## What the task asks
Write out the listing beneath this instruction in its entirety, exactly as it reads.

* Begin Data in this exercise *

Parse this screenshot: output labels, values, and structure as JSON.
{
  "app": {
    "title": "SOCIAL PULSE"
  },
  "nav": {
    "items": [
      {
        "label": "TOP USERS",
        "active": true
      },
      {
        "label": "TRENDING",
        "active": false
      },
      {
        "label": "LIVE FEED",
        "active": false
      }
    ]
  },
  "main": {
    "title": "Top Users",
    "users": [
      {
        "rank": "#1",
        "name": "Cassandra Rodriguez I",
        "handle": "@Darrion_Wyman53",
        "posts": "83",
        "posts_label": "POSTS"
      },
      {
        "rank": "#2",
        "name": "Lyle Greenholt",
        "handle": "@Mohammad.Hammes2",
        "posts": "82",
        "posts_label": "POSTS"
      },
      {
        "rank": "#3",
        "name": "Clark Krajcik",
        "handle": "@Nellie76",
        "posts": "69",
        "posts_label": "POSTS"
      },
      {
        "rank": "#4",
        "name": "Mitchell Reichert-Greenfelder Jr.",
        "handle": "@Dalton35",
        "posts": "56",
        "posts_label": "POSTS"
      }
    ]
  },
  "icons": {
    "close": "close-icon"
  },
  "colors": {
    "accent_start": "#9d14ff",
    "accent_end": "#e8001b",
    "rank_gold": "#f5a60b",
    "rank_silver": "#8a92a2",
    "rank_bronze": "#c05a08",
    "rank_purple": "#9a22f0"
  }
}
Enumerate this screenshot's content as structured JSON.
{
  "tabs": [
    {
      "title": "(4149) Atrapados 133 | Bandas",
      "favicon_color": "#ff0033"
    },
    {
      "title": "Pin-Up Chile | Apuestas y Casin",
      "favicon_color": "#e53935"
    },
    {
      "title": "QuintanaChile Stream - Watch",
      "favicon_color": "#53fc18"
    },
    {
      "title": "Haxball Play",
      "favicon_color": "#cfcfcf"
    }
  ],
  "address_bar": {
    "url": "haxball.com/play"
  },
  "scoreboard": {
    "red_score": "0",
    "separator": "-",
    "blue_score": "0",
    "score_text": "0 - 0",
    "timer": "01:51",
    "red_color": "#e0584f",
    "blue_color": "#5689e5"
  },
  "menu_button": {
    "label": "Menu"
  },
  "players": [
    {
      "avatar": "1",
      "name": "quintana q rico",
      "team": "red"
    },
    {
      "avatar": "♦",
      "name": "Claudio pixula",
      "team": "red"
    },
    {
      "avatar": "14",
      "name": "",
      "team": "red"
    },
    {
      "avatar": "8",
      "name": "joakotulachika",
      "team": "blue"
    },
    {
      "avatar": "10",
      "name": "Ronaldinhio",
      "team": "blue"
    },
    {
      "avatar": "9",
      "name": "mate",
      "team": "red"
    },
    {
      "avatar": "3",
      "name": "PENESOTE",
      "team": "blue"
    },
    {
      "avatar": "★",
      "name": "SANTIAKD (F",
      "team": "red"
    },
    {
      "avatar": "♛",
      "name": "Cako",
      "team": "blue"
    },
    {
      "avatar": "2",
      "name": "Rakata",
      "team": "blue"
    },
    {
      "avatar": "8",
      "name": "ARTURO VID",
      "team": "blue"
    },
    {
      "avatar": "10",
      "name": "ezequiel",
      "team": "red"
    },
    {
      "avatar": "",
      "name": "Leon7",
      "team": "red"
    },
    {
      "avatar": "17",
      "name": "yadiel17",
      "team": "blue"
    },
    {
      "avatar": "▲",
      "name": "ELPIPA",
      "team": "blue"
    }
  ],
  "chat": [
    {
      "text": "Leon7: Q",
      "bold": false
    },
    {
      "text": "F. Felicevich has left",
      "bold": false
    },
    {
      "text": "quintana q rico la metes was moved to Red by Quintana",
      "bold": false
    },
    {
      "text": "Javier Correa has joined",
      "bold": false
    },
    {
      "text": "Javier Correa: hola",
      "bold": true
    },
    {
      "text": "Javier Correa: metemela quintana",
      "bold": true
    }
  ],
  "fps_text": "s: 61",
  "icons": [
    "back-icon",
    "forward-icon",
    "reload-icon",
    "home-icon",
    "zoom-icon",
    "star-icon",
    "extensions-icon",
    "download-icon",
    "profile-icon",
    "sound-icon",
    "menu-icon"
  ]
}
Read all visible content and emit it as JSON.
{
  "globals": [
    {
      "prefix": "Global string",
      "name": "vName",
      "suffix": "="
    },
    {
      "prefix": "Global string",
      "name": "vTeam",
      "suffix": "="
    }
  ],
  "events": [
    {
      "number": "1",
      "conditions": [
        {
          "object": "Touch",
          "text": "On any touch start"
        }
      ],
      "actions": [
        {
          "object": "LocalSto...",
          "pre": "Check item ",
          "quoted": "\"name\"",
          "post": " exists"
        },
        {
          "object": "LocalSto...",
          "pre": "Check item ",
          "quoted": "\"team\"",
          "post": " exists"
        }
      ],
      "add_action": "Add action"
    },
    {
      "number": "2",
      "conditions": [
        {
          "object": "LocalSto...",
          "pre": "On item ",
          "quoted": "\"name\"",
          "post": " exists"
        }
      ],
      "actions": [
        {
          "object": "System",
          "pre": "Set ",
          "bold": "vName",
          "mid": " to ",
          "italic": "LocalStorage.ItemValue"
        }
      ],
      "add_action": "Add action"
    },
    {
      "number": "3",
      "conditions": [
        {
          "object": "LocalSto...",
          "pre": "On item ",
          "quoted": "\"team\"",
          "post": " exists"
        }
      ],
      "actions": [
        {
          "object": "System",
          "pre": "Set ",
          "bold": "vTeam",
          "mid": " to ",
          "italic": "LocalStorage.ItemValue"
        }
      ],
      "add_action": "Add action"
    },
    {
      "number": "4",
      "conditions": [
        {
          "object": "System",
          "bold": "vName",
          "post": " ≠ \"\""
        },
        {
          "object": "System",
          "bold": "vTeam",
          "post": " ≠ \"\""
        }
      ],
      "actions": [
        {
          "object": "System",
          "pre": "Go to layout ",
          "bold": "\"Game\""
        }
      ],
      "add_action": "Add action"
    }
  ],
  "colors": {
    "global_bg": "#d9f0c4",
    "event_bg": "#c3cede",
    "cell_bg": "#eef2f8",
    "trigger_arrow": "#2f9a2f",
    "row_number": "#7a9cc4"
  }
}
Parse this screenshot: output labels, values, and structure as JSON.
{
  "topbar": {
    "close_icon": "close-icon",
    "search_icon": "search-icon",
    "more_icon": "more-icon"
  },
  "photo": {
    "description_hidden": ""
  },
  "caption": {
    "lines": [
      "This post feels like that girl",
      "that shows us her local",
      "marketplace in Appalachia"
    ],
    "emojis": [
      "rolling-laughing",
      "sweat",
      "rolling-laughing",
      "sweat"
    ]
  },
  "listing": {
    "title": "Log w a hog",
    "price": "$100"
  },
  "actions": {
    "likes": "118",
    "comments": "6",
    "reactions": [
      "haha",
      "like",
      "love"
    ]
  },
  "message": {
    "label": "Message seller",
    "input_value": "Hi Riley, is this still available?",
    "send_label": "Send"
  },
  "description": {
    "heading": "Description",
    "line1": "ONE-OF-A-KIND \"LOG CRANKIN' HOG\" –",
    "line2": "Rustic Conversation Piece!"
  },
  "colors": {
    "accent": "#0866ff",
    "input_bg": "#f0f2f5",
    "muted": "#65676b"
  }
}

* End Data in this exercise *

## Result of this exercise
Parse this screenshot: output labels, values, and structure as JSON.
{
  "app": {
    "title": "SOCIAL PULSE"
  },
  "nav": {
    "items": [
      {
        "label": "TOP USERS",
        "active": true
      },
      {
        "label": "TRENDING",
        "active": false
      },
      {
        "label": "LIVE FEED",
        "active": false
      }
    ]
  },
  "main": {
    "title": "Top Users",
    "users": [
      {
        "rank": "#1",
        "name": "Cassandra Rodriguez I",
        "handle": "@Darrion_Wyman53",
        "posts": "83",
        "posts_label": "POSTS"
      },
      {
        "rank": "#2",
        "name": "Lyle Greenholt",
        "handle": "@Mohammad.Hammes2",
        "posts": "82",
        "posts_label": "POSTS"
      },
      {
        "rank": "#3",
        "name": "Clark Krajcik",
        "handle": "@Nellie76",
        "posts": "69",
        "posts_label": "POSTS"
      },
      {
        "rank": "#4",
        "name": "Mitchell Reichert-Greenfelder Jr.",
        "handle": "@Dalton35",
        "posts": "56",
        "posts_label": "POSTS"
      }
    ]
  },
  "icons": {
    "close": "close-icon"
  },
  "colors": {
    "accent_start": "#9d14ff",
    "accent_end": "#e8001b",
    "rank_gold": "#f5a60b",
    "rank_silver": "#8a92a2",
    "rank_bronze": "#c05a08",
    "rank_purple": "#9a22f0"
  }
}
Enumerate this screenshot's content as structured JSON.
{
  "tabs": [
    {
      "title": "(4149) Atrapados 133 | Bandas",
      "favicon_color": "#ff0033"
    },
    {
      "title": "Pin-Up Chile | Apuestas y Casin",
      "favicon_color": "#e53935"
    },
    {
      "title": "QuintanaChile Stream - Watch",
      "favicon_color": "#53fc18"
    },
    {
      "title": "Haxball Play",
      "favicon_color": "#cfcfcf"
    }
  ],
  "address_bar": {
    "url": "haxball.com/play"
  },
  "scoreboard": {
    "red_score": "0",
    "separator": "-",
    "blue_score": "0",
    "score_text": "0 - 0",
    "timer": "01:51",
    "red_color": "#e0584f",
    "blue_color": "#5689e5"
  },
  "menu_button": {
    "label": "Menu"
  },
  "players": [
    {
      "avatar": "1",
      "name": "quintana q rico",
      "team": "red"
    },
    {
      "avatar": "♦",
      "name": "Claudio pixula",
      "team": "red"
    },
    {
      "avatar": "14",
      "name": "",
      "team": "red"
    },
    {
      "avatar": "8",
      "name": "joakotulachika",
      "team": "blue"
    },
    {
      "avatar": "10",
      "name": "Ronaldinhio",
      "team": "blue"
    },
    {
      "avatar": "9",
      "name": "mate",
      "team": "red"
    },
    {
      "avatar": "3",
      "name": "PENESOTE",
      "team": "blue"
    },
    {
      "avatar": "★",
      "name": "SANTIAKD (F",
      "team": "red"
    },
    {
      "avatar": "♛",
      "name": "Cako",
      "team": "blue"
    },
    {
      "avatar": "2",
      "name": "Rakata",
      "team": "blue"
    },
    {
      "avatar": "8",
      "name": "ARTURO VID",
      "team": "blue"
    },
    {
      "avatar": "10",
      "name": "ezequiel",
      "team": "red"
    },
    {
      "avatar": "",
      "name": "Leon7",
      "team": "red"
    },
    {
      "avatar": "17",
      "name": "yadiel17",
      "team": "blue"
    },
    {
      "avatar": "▲",
      "name": "ELPIPA",
      "team": "blue"
    }
  ],
  "chat": [
    {
      "text": "Leon7: Q",
      "bold": false
    },
    {
      "text": "F. Felicevich has left",
      "bold": false
    },
    {
      "text": "quintana q rico la metes was moved to Red by Quintana",
      "bold": false
    },
    {
      "text": "Javier Correa has joined",
      "bold": false
    },
    {
      "text": "Javier Correa: hola",
      "bold": true
    },
    {
      "text": "Javier Correa: metemela quintana",
      "bold": true
    }
  ],
  "fps_text": "s: 61",
  "icons": [
    "back-icon",
    "forward-icon",
    "reload-icon",
    "home-icon",
    "zoom-icon",
    "star-icon",
    "extensions-icon",
    "download-icon",
    "profile-icon",
    "sound-icon",
    "menu-icon"
  ]
}
Read all visible content and emit it as JSON.
{
  "globals": [
    {
      "prefix": "Global string",
      "name": "vName",
      "suffix": "="
    },
    {
      "prefix": "Global string",
      "name": "vTeam",
      "suffix": "="
    }
  ],
  "events": [
    {
      "number": "1",
      "conditions": [
        {
          "object": "Touch",
          "text": "On any touch start"
        }
      ],
      "actions": [
        {
          "object": "LocalSto...",
          "pre": "Check item ",
          "quoted": "\"name\"",
          "post": " exists"
        },
        {
          "object": "LocalSto...",
          "pre": "Check item ",
          "quoted": "\"team\"",
          "post": " exists"
        }
      ],
      "add_action": "Add action"
    },
    {
      "number": "2",
      "conditions": [
        {
          "object": "LocalSto...",
          "pre": "On item ",
          "quoted": "\"name\"",
          "post": " exists"
        }
      ],
      "actions": [
        {
          "object": "System",
          "pre": "Set ",
          "bold": "vName",
          "mid": " to ",
          "italic": "LocalStorage.ItemValue"
        }
      ],
      "add_action": "Add action"
    },
    {
      "number": "3",
      "conditions": [
        {
          "object": "LocalSto...",
          "pre": "On item ",
          "quoted": "\"team\"",
          "post": " exists"
        }
      ],
      "actions": [
        {
          "object": "System",
          "pre": "Set ",
          "bold": "vTeam",
          "mid": " to ",
          "italic": "LocalStorage.ItemValue"
        }
      ],
      "add_action": "Add action"
    },
    {
      "number": "4",
      "conditions": [
        {
          "object": "System",
          "bold": "vName",
          "post": " ≠ \"\""
        },
        {
          "object": "System",
          "bold": "vTeam",
          "post": " ≠ \"\""
        }
      ],
      "actions": [
        {
          "object": "System",
          "pre": "Go to layout ",
          "bold": "\"Game\""
        }
      ],
      "add_action": "Add action"
    }
  ],
  "colors": {
    "global_bg": "#d9f0c4",
    "event_bg": "#c3cede",
    "cell_bg": "#eef2f8",
    "trigger_arrow": "#2f9a2f",
    "row_number": "#7a9cc4"
  }
}
Parse this screenshot: output labels, values, and structure as JSON.
{
  "topbar": {
    "close_icon": "close-icon",
    "search_icon": "search-icon",
    "more_icon": "more-icon"
  },
  "photo": {
    "description_hidden": ""
  },
  "caption": {
    "lines": [
      "This post feels like that girl",
      "that shows us her local",
      "marketplace in Appalachia"
    ],
    "emojis": [
      "rolling-laughing",
      "sweat",
      "rolling-laughing",
      "sweat"
    ]
  },
  "listing": {
    "title": "Log w a hog",
    "price": "$100"
  },
  "actions": {
    "likes": "118",
    "comments": "6",
    "reactions": [
      "haha",
      "like",
      "love"
    ]
  },
  "message": {
    "label": "Message seller",
    "input_value": "Hi Riley, is this still available?",
    "send_label": "Send"
  },
  "description": {
    "heading": "Description",
    "line1": "ONE-OF-A-KIND \"LOG CRANKIN' HOG\" –",
    "line2": "Rustic Conversation Piece!"
  },
  "colors": {
    "accent": "#0866ff",
    "input_bg": "#f0f2f5",
    "muted": "#65676b"
  }
}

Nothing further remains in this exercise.